- **Data**
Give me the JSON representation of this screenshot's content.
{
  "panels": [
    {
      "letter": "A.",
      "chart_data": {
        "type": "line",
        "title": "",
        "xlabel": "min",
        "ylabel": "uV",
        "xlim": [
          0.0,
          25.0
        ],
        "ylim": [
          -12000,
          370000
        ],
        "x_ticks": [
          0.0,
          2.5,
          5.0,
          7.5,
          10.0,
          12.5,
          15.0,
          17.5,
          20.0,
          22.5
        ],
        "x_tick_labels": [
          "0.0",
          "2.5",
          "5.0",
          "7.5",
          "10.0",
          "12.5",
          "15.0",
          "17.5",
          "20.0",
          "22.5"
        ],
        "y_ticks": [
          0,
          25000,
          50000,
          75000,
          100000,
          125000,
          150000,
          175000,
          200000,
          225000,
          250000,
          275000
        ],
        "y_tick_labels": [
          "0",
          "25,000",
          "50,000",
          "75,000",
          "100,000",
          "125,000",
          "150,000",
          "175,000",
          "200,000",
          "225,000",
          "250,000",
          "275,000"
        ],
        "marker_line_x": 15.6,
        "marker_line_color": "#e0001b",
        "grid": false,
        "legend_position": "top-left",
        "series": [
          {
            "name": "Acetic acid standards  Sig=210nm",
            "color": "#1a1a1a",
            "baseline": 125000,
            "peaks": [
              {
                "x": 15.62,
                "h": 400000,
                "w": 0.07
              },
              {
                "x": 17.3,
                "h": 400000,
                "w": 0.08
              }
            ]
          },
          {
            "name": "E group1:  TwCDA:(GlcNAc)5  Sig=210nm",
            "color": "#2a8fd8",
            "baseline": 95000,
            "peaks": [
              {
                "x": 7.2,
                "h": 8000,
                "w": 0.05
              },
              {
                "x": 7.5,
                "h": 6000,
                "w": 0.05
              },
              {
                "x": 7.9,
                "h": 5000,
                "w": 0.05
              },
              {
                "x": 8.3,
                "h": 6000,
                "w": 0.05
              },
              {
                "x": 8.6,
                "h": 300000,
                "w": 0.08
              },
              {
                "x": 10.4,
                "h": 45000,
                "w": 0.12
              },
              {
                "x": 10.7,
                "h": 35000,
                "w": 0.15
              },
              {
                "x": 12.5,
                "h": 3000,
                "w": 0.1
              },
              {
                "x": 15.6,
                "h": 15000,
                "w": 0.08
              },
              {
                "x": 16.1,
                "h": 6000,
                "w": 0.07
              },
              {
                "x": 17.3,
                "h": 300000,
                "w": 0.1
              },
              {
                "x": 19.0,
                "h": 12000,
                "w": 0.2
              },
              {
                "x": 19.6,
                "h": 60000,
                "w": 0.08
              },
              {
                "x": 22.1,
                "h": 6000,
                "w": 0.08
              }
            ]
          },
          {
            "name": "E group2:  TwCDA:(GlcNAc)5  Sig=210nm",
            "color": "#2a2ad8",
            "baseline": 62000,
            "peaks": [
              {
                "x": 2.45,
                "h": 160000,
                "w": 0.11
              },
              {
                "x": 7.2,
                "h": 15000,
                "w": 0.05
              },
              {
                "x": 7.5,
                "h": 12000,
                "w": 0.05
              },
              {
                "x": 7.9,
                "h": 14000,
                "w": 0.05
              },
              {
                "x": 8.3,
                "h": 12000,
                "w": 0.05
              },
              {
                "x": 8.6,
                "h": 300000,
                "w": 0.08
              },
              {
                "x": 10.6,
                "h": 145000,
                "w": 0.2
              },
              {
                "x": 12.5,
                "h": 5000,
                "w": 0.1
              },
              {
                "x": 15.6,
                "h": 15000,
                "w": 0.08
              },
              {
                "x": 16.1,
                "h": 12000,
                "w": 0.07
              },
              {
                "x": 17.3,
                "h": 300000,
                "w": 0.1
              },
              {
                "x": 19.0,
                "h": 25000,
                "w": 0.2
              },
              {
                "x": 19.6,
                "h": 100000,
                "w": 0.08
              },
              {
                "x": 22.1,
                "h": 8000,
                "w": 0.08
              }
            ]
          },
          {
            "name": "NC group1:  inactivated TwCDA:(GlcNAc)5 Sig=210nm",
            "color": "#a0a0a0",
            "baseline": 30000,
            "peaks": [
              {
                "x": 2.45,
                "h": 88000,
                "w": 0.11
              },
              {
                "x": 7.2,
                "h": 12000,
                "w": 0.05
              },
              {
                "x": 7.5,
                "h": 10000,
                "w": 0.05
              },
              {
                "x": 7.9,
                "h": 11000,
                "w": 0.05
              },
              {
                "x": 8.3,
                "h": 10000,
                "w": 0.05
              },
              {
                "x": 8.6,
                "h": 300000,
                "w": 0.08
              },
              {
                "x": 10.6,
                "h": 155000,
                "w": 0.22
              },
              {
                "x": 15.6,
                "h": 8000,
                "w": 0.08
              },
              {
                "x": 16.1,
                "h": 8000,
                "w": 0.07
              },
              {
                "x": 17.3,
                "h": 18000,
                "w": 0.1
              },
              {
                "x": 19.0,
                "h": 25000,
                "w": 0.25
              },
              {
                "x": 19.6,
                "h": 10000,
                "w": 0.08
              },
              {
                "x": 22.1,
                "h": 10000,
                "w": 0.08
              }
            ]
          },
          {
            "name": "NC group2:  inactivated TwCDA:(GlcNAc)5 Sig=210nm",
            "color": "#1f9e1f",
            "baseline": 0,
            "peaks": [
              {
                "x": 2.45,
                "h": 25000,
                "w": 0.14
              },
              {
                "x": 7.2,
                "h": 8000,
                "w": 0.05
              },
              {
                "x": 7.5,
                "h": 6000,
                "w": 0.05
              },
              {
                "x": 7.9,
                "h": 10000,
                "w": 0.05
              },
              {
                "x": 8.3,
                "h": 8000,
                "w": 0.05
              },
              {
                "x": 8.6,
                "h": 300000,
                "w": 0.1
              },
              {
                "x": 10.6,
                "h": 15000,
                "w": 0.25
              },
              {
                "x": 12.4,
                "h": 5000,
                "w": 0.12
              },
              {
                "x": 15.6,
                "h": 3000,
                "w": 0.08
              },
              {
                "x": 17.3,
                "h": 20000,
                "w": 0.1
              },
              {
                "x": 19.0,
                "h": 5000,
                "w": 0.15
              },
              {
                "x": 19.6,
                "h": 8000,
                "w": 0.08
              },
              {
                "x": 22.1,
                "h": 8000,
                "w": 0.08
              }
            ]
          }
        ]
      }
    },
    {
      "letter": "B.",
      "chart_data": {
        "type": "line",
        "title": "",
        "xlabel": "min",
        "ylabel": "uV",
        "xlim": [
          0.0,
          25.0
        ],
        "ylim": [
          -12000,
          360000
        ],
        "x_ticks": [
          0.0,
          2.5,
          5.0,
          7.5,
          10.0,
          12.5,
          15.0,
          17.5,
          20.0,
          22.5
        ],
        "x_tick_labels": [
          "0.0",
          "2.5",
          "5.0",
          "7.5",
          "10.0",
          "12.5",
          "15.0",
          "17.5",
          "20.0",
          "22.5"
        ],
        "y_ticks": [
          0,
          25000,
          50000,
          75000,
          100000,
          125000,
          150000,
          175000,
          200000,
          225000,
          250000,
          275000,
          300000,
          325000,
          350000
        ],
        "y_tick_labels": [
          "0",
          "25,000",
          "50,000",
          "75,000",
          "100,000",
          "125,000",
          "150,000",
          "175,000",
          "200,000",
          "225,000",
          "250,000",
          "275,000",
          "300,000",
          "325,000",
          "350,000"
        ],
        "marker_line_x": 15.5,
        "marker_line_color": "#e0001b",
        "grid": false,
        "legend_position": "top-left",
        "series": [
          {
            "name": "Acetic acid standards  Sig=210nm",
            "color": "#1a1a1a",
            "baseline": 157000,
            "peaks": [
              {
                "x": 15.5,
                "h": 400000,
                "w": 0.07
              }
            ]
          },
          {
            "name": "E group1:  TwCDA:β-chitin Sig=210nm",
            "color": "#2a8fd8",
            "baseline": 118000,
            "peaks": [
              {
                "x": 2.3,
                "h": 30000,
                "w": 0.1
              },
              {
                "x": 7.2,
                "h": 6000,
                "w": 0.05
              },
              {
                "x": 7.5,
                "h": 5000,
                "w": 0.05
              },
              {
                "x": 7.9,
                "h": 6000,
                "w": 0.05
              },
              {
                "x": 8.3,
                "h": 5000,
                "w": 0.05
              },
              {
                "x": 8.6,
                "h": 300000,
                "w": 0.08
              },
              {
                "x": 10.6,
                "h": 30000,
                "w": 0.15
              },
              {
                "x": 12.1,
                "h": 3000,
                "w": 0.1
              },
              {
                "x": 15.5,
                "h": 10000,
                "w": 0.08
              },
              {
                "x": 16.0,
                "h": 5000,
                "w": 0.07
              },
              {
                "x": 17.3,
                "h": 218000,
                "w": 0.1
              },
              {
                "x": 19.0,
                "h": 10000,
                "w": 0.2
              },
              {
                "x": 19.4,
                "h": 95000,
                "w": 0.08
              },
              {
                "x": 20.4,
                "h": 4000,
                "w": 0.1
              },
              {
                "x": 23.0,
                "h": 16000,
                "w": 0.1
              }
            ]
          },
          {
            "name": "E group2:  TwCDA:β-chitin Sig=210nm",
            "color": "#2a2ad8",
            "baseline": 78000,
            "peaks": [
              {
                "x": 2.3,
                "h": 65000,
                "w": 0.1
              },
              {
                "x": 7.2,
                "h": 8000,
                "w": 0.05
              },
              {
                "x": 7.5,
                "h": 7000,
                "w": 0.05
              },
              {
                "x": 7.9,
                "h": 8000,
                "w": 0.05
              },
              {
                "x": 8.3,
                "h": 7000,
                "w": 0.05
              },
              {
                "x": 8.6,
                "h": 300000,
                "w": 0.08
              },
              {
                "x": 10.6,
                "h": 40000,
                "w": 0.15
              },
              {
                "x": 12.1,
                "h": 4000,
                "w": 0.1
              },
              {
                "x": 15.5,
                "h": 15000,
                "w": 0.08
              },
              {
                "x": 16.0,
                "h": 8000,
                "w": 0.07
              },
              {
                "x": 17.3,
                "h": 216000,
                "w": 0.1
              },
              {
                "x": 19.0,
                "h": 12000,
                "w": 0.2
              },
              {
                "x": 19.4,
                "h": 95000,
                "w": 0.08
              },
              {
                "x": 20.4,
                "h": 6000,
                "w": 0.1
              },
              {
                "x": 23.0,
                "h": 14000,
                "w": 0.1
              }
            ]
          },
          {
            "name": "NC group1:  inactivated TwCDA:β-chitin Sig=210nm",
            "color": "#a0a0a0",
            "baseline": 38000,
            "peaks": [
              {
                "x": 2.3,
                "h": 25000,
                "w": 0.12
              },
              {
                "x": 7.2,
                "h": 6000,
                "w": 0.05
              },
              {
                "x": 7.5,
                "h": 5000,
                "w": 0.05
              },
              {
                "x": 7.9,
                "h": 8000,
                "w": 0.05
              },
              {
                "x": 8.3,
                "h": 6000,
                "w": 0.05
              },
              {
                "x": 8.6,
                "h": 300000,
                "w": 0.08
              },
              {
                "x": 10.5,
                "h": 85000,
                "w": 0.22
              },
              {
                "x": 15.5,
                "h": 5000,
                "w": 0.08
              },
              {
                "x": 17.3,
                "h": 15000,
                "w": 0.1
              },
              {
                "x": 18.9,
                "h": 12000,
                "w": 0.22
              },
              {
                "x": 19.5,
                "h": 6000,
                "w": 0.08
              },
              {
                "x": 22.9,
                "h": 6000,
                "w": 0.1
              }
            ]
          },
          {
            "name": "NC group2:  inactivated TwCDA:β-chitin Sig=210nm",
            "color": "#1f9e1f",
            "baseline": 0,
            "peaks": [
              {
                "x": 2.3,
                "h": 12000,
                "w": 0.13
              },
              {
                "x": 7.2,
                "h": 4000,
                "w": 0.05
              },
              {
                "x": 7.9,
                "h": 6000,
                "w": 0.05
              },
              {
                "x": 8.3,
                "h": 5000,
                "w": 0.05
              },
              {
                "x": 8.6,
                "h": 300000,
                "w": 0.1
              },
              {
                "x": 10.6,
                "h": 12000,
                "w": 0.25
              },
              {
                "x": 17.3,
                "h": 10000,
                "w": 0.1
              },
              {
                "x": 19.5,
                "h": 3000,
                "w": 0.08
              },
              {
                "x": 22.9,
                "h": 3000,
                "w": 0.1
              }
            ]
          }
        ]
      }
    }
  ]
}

- **To be done**
Which lines hold the string "baseline"? List them all.

- **Reply**
            "baseline": 125000,
            "baseline": 95000,
            "baseline": 62000,
            "baseline": 30000,
            "baseline": 0,
            "baseline": 157000,
            "baseline": 118000,
            "baseline": 78000,
            "baseline": 38000,
            "baseline": 0,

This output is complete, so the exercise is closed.